----- Data records

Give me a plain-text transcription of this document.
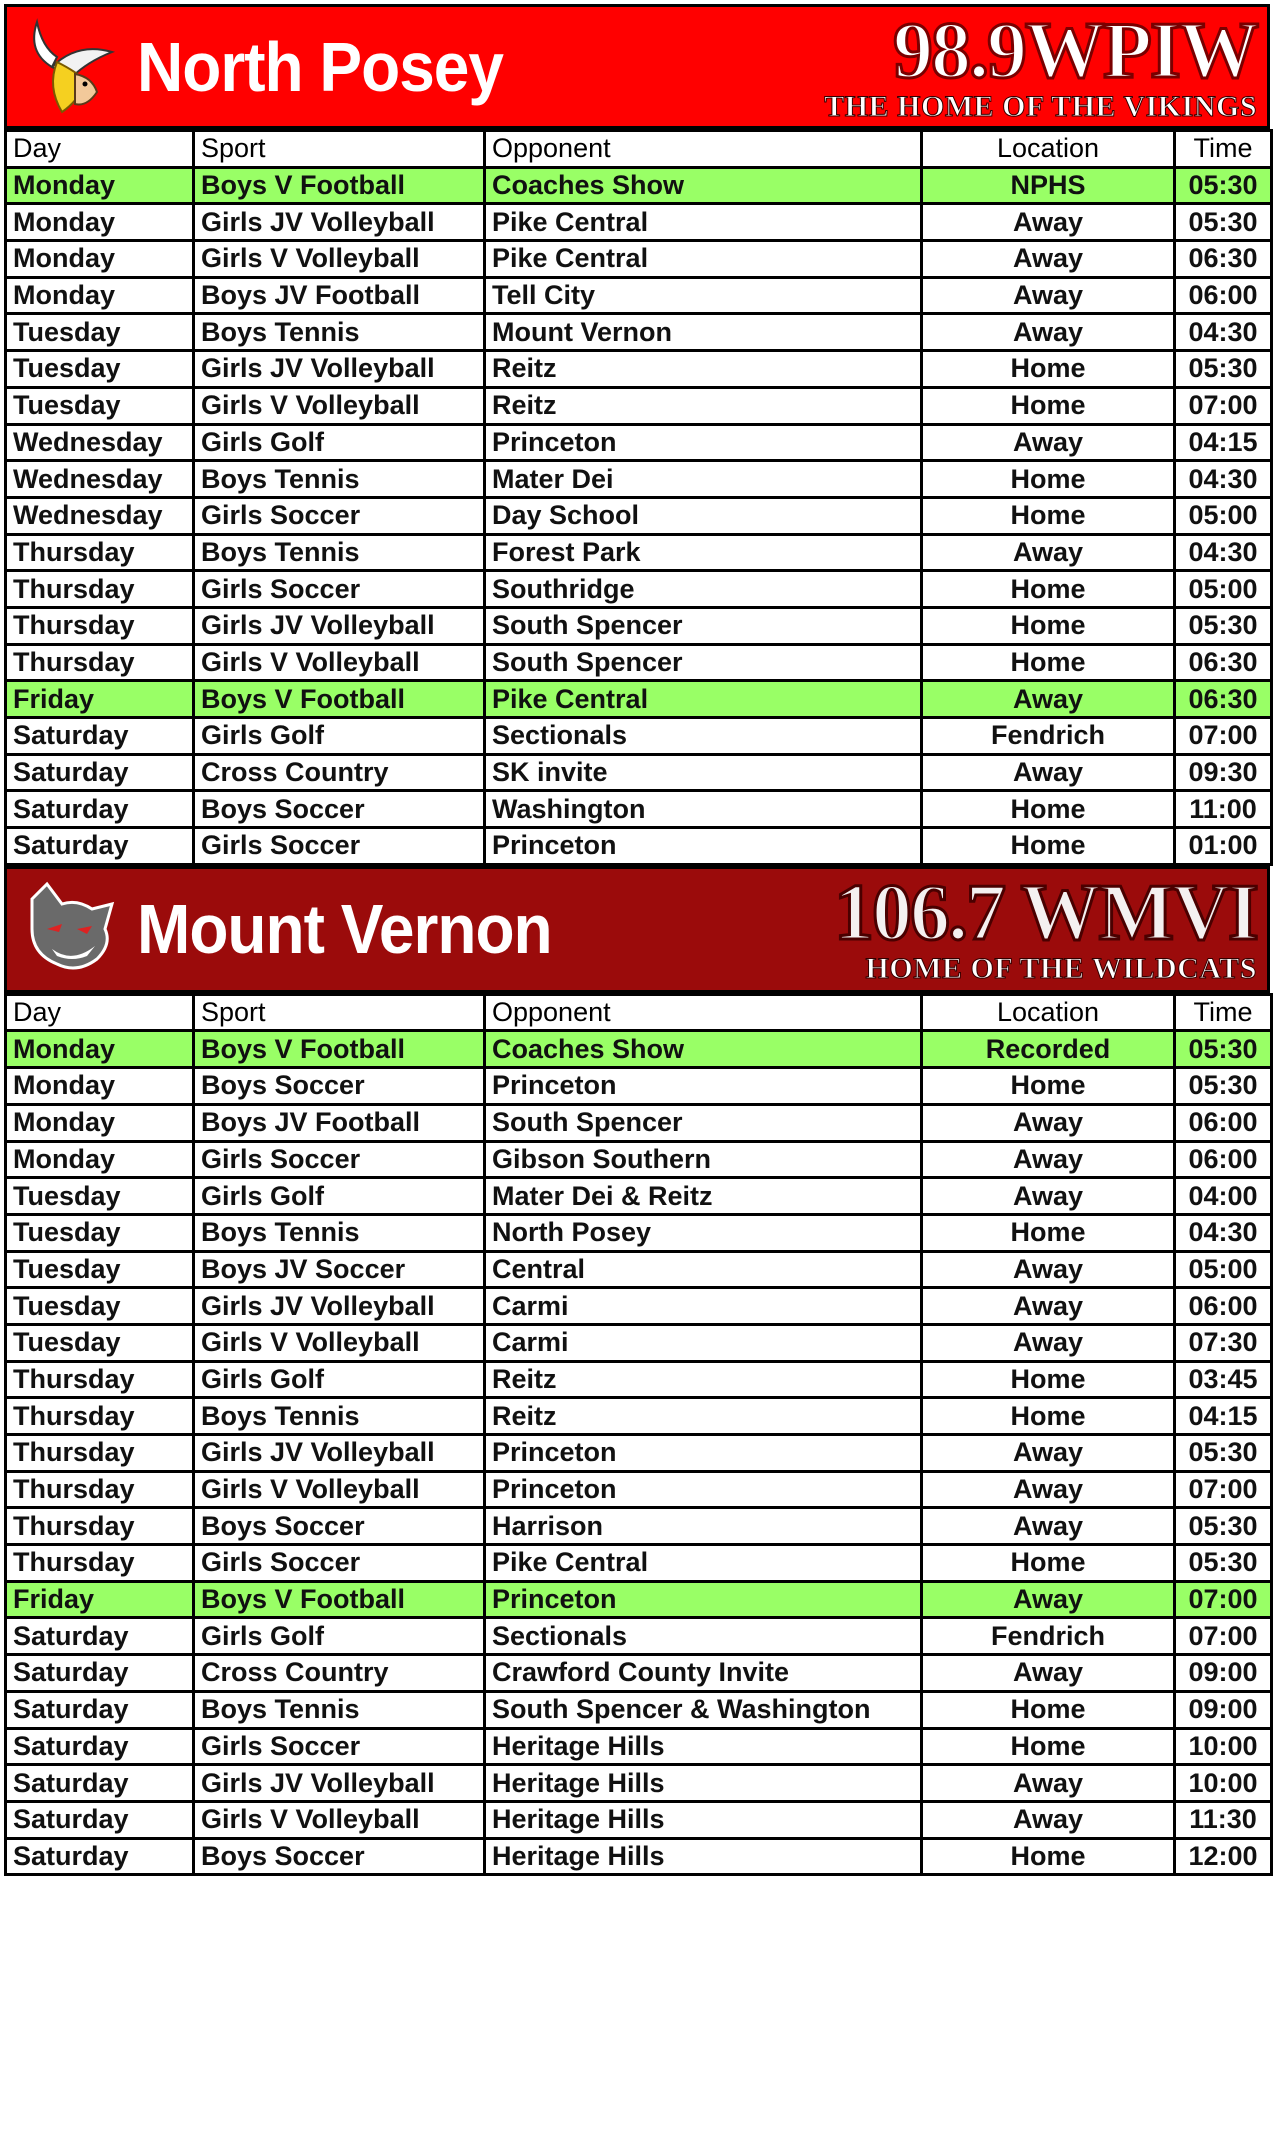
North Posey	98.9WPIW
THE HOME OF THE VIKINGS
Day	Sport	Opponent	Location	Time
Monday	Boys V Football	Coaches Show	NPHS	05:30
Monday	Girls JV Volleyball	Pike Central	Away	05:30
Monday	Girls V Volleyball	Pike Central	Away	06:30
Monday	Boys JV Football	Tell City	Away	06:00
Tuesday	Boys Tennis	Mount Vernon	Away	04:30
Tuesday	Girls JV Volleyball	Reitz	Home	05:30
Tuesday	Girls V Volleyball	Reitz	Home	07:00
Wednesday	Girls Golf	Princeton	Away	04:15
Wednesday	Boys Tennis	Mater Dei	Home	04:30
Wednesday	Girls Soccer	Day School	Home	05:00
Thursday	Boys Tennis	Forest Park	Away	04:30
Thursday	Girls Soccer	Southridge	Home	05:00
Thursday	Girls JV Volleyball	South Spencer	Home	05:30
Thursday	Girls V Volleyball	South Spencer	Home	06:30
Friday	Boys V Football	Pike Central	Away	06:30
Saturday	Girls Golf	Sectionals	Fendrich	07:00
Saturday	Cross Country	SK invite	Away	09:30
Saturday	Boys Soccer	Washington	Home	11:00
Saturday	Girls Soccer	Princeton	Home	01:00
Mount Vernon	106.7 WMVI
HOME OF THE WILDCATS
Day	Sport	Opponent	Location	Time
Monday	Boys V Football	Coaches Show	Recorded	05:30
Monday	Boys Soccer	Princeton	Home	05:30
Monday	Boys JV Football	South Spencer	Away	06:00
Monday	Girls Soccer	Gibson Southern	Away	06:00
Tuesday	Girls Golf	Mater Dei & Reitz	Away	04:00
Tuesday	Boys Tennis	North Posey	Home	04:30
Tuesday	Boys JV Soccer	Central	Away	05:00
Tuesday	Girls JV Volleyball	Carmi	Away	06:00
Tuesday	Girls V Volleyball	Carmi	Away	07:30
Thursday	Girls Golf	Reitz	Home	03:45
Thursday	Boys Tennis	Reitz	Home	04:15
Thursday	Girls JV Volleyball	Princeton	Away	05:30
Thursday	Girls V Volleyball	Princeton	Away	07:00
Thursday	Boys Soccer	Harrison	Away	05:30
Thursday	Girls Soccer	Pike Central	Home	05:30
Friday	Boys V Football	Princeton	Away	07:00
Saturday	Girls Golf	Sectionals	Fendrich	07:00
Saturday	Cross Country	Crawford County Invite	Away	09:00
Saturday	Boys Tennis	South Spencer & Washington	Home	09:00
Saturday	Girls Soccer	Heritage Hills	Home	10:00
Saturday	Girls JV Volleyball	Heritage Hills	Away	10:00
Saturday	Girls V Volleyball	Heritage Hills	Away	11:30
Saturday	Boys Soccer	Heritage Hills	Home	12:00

----------
----- Data records

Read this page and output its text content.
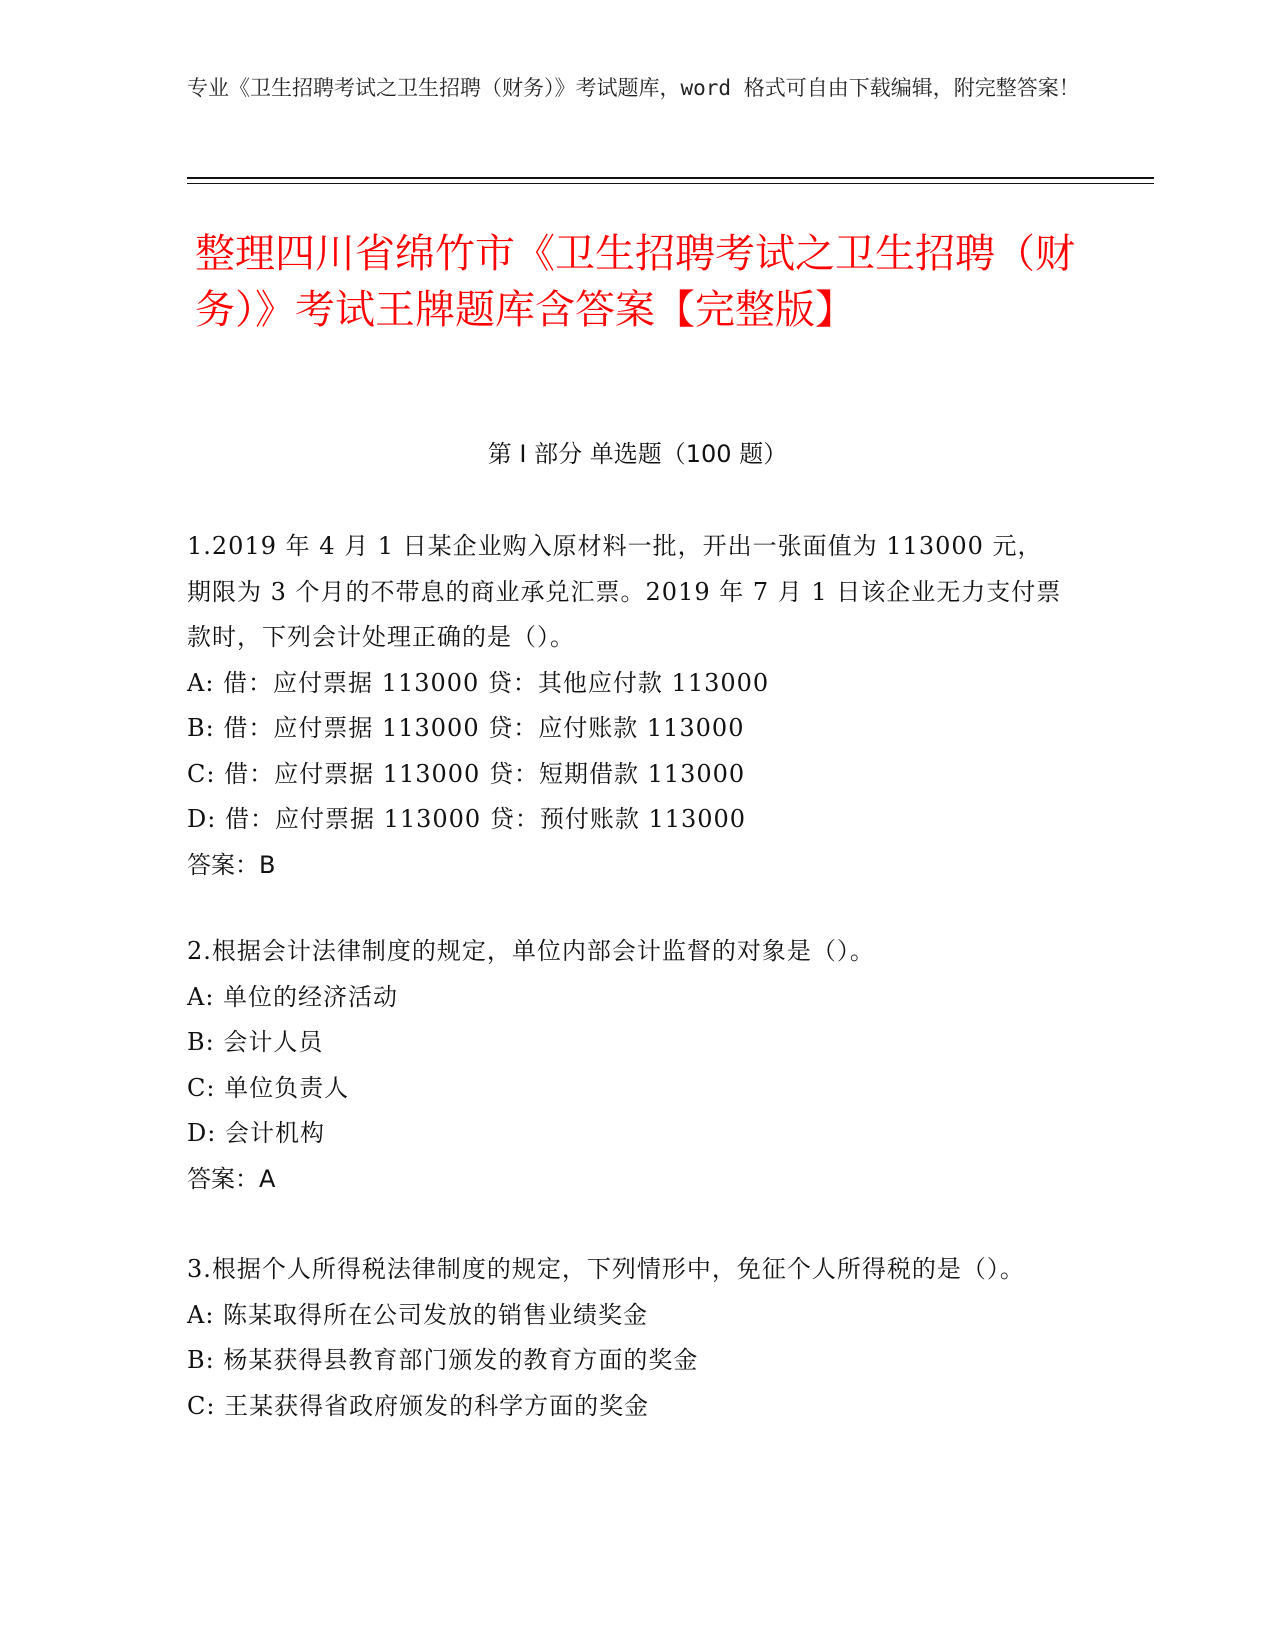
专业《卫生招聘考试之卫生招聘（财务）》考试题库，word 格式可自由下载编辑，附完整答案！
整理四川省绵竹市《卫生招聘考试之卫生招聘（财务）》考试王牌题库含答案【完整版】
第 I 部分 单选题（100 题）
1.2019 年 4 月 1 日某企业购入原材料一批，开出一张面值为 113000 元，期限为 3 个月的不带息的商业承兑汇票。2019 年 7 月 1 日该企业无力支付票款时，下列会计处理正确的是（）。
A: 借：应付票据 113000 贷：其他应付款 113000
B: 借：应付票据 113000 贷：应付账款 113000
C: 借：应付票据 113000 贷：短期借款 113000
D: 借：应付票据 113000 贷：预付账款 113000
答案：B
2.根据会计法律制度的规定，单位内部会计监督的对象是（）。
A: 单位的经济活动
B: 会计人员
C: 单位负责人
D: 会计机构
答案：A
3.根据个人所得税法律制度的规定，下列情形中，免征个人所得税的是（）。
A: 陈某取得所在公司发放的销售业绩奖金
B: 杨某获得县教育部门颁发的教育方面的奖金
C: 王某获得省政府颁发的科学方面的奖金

----------

- Work to be completed
Copy out every line in the listing where the word "Golf" appears.

- Written reply
Wednesday	Girls Golf	Princeton	Away	04:15
Saturday	Girls Golf	Sectionals	Fendrich	07:00
Tuesday	Girls Golf	Mater Dei & Reitz	Away	04:00
Thursday	Girls Golf	Reitz	Home	03:45
Saturday	Girls Golf	Sectionals	Fendrich	07:00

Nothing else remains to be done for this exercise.